== Data records ==
________________________________________
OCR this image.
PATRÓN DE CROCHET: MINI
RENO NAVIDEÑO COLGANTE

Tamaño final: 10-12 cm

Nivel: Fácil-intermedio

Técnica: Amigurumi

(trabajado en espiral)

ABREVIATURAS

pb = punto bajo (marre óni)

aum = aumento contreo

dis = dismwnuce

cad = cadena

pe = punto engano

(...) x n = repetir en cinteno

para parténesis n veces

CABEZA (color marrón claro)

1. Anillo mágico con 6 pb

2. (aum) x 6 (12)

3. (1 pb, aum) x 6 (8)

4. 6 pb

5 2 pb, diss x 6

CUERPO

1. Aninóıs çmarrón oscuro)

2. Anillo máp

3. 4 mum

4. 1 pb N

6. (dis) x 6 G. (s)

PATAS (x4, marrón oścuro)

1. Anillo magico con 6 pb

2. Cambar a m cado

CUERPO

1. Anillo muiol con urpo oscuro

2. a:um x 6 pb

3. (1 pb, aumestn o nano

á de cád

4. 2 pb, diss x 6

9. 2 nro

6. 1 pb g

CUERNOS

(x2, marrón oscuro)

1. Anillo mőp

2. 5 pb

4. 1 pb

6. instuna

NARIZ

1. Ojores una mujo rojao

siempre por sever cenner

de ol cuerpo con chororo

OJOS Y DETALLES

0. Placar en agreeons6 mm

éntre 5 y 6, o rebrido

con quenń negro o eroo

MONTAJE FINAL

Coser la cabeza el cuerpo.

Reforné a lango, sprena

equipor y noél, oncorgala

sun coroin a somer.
________________________________________
== Task goal ==
Using the listing above, return all lines where the word "punto" occurs.

== Task answer ==
pb = punto bajo (marre óni)
pe = punto engano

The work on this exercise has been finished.